Exercise task: Return all the data below as it stands, minus the pictures.

** Begin Provided information **

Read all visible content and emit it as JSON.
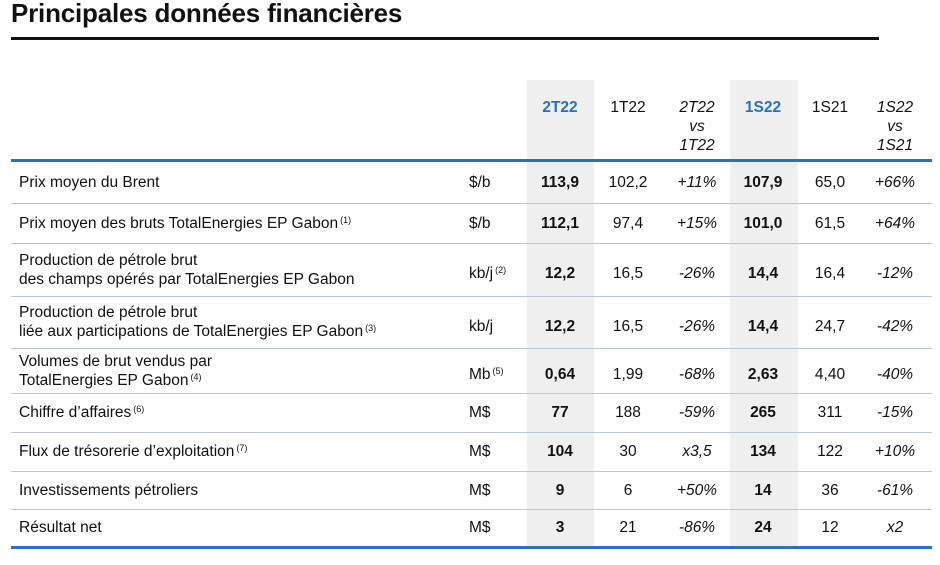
{
  "title": "Principales données financières",
  "columns": [
    {
      "line1": "2T22"
    },
    {
      "line1": "1T22"
    },
    {
      "line1": "2T22",
      "line2": "vs",
      "line3": "1T22"
    },
    {
      "line1": "1S22"
    },
    {
      "line1": "1S21"
    },
    {
      "line1": "1S22",
      "line2": "vs",
      "line3": "1S21"
    }
  ],
  "rows": [
    {
      "label1": "Prix moyen du Brent",
      "unit": "$/b",
      "v": [
        "113,9",
        "102,2",
        "+11%",
        "107,9",
        "65,0",
        "+66%"
      ]
    },
    {
      "label1": "Prix moyen des bruts TotalEnergies EP Gabon",
      "note1": "(1)",
      "unit": "$/b",
      "v": [
        "112,1",
        "97,4",
        "+15%",
        "101,0",
        "61,5",
        "+64%"
      ]
    },
    {
      "label1": "Production de pétrole brut",
      "label2": "des champs opérés par TotalEnergies EP Gabon",
      "unit": "kb/j",
      "unit_note": "(2)",
      "v": [
        "12,2",
        "16,5",
        "-26%",
        "14,4",
        "16,4",
        "-12%"
      ]
    },
    {
      "label1": "Production de pétrole brut",
      "label2": "liée aux participations de TotalEnergies EP Gabon",
      "note2": "(3)",
      "unit": "kb/j",
      "v": [
        "12,2",
        "16,5",
        "-26%",
        "14,4",
        "24,7",
        "-42%"
      ]
    },
    {
      "label1": "Volumes de brut vendus par",
      "label2": "TotalEnergies EP Gabon",
      "note2": "(4)",
      "unit": "Mb",
      "unit_note": "(5)",
      "v": [
        "0,64",
        "1,99",
        "-68%",
        "2,63",
        "4,40",
        "-40%"
      ]
    },
    {
      "label1": "Chiffre d’affaires",
      "note1": "(6)",
      "unit": "M$",
      "v": [
        "77",
        "188",
        "-59%",
        "265",
        "311",
        "-15%"
      ]
    },
    {
      "label1": "Flux de trésorerie d’exploitation",
      "note1": "(7)",
      "unit": "M$",
      "v": [
        "104",
        "30",
        "x3,5",
        "134",
        "122",
        "+10%"
      ]
    },
    {
      "label1": "Investissements pétroliers",
      "unit": "M$",
      "v": [
        "9",
        "6",
        "+50%",
        "14",
        "36",
        "-61%"
      ]
    },
    {
      "label1": "Résultat net",
      "unit": "M$",
      "v": [
        "3",
        "21",
        "-86%",
        "24",
        "12",
        "x2"
      ]
    }
  ],
  "colors": {
    "accent": "#2a71b8",
    "highlight_bg": "#efefef"
  }
}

** End Provided information **

Exercise answer:
Read all visible content and emit it as JSON.
{
  "title": "Principales données financières",
  "columns": [
    {
      "line1": "2T22"
    },
    {
      "line1": "1T22"
    },
    {
      "line1": "2T22",
      "line2": "vs",
      "line3": "1T22"
    },
    {
      "line1": "1S22"
    },
    {
      "line1": "1S21"
    },
    {
      "line1": "1S22",
      "line2": "vs",
      "line3": "1S21"
    }
  ],
  "rows": [
    {
      "label1": "Prix moyen du Brent",
      "unit": "$/b",
      "v": [
        "113,9",
        "102,2",
        "+11%",
        "107,9",
        "65,0",
        "+66%"
      ]
    },
    {
      "label1": "Prix moyen des bruts TotalEnergies EP Gabon",
      "note1": "(1)",
      "unit": "$/b",
      "v": [
        "112,1",
        "97,4",
        "+15%",
        "101,0",
        "61,5",
        "+64%"
      ]
    },
    {
      "label1": "Production de pétrole brut",
      "label2": "des champs opérés par TotalEnergies EP Gabon",
      "unit": "kb/j",
      "unit_note": "(2)",
      "v": [
        "12,2",
        "16,5",
        "-26%",
        "14,4",
        "16,4",
        "-12%"
      ]
    },
    {
      "label1": "Production de pétrole brut",
      "label2": "liée aux participations de TotalEnergies EP Gabon",
      "note2": "(3)",
      "unit": "kb/j",
      "v": [
        "12,2",
        "16,5",
        "-26%",
        "14,4",
        "24,7",
        "-42%"
      ]
    },
    {
      "label1": "Volumes de brut vendus par",
      "label2": "TotalEnergies EP Gabon",
      "note2": "(4)",
      "unit": "Mb",
      "unit_note": "(5)",
      "v": [
        "0,64",
        "1,99",
        "-68%",
        "2,63",
        "4,40",
        "-40%"
      ]
    },
    {
      "label1": "Chiffre d’affaires",
      "note1": "(6)",
      "unit": "M$",
      "v": [
        "77",
        "188",
        "-59%",
        "265",
        "311",
        "-15%"
      ]
    },
    {
      "label1": "Flux de trésorerie d’exploitation",
      "note1": "(7)",
      "unit": "M$",
      "v": [
        "104",
        "30",
        "x3,5",
        "134",
        "122",
        "+10%"
      ]
    },
    {
      "label1": "Investissements pétroliers",
      "unit": "M$",
      "v": [
        "9",
        "6",
        "+50%",
        "14",
        "36",
        "-61%"
      ]
    },
    {
      "label1": "Résultat net",
      "unit": "M$",
      "v": [
        "3",
        "21",
        "-86%",
        "24",
        "12",
        "x2"
      ]
    }
  ],
  "colors": {
    "accent": "#2a71b8",
    "highlight_bg": "#efefef"
  }
}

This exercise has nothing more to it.